Data listing:
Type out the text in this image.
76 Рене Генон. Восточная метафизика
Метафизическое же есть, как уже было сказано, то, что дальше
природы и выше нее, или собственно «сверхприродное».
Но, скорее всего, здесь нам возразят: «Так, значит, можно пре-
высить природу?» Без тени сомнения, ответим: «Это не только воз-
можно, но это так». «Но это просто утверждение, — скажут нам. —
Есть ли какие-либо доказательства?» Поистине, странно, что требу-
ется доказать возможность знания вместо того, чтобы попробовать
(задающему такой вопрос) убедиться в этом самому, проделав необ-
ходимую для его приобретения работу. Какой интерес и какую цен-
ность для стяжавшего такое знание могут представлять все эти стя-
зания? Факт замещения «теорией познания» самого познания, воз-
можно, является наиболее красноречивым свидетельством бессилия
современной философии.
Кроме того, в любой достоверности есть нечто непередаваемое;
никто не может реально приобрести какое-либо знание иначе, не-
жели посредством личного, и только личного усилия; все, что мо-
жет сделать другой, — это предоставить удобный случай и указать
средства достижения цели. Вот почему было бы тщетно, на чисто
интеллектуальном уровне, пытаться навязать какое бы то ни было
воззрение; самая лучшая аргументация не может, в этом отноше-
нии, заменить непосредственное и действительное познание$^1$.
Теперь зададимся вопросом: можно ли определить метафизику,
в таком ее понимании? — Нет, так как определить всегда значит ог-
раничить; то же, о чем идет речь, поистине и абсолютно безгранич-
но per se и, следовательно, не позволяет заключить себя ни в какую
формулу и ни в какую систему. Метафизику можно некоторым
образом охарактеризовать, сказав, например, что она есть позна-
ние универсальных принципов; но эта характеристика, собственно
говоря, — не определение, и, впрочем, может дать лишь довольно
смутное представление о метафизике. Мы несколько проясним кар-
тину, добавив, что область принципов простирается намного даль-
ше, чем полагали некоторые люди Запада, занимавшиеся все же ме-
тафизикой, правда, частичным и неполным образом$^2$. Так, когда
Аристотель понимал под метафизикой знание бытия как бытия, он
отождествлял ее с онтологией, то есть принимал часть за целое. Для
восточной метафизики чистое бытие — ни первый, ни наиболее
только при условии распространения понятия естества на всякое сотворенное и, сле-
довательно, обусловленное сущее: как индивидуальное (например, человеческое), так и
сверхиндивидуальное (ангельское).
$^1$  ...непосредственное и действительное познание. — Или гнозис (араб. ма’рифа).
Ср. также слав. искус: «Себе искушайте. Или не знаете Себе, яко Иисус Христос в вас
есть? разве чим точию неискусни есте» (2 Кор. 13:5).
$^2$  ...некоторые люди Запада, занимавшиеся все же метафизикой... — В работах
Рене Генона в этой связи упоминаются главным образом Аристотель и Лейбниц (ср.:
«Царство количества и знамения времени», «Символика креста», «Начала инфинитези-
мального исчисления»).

Written instruction: Take the data above and return it exactly.

The reply:
Type out the text in this image.
76 Рене Генон. Восточная метафизика
Метафизическое же есть, как уже было сказано, то, что дальше
природы и выше нее, или собственно «сверхприродное».
Но, скорее всего, здесь нам возразят: «Так, значит, можно пре-
высить природу?» Без тени сомнения, ответим: «Это не только воз-
можно, но это так». «Но это просто утверждение, — скажут нам. —
Есть ли какие-либо доказательства?» Поистине, странно, что требу-
ется доказать возможность знания вместо того, чтобы попробовать
(задающему такой вопрос) убедиться в этом самому, проделав необ-
ходимую для его приобретения работу. Какой интерес и какую цен-
ность для стяжавшего такое знание могут представлять все эти стя-
зания? Факт замещения «теорией познания» самого познания, воз-
можно, является наиболее красноречивым свидетельством бессилия
современной философии.
Кроме того, в любой достоверности есть нечто непередаваемое;
никто не может реально приобрести какое-либо знание иначе, не-
жели посредством личного, и только личного усилия; все, что мо-
жет сделать другой, — это предоставить удобный случай и указать
средства достижения цели. Вот почему было бы тщетно, на чисто
интеллектуальном уровне, пытаться навязать какое бы то ни было
воззрение; самая лучшая аргументация не может, в этом отноше-
нии, заменить непосредственное и действительное познание$^1$.
Теперь зададимся вопросом: можно ли определить метафизику,
в таком ее понимании? — Нет, так как определить всегда значит ог-
раничить; то же, о чем идет речь, поистине и абсолютно безгранич-
но per se и, следовательно, не позволяет заключить себя ни в какую
формулу и ни в какую систему. Метафизику можно некоторым
образом охарактеризовать, сказав, например, что она есть позна-
ние универсальных принципов; но эта характеристика, собственно
говоря, — не определение, и, впрочем, может дать лишь довольно
смутное представление о метафизике. Мы несколько проясним кар-
тину, добавив, что область принципов простирается намного даль-
ше, чем полагали некоторые люди Запада, занимавшиеся все же ме-
тафизикой, правда, частичным и неполным образом$^2$. Так, когда
Аристотель понимал под метафизикой знание бытия как бытия, он
отождествлял ее с онтологией, то есть принимал часть за целое. Для
восточной метафизики чистое бытие — ни первый, ни наиболее
только при условии распространения понятия естества на всякое сотворенное и, сле-
довательно, обусловленное сущее: как индивидуальное (например, человеческое), так и
сверхиндивидуальное (ангельское).
$^1$  ...непосредственное и действительное познание. — Или гнозис (араб. ма’рифа).
Ср. также слав. искус: «Себе искушайте. Или не знаете Себе, яко Иисус Христос в вас
есть? разве чим точию неискусни есте» (2 Кор. 13:5).
$^2$  ...некоторые люди Запада, занимавшиеся все же метафизикой... — В работах
Рене Генона в этой связи упоминаются главным образом Аристотель и Лейбниц (ср.:
«Царство количества и знамения времени», «Символика креста», «Начала инфинитези-
мального исчисления»).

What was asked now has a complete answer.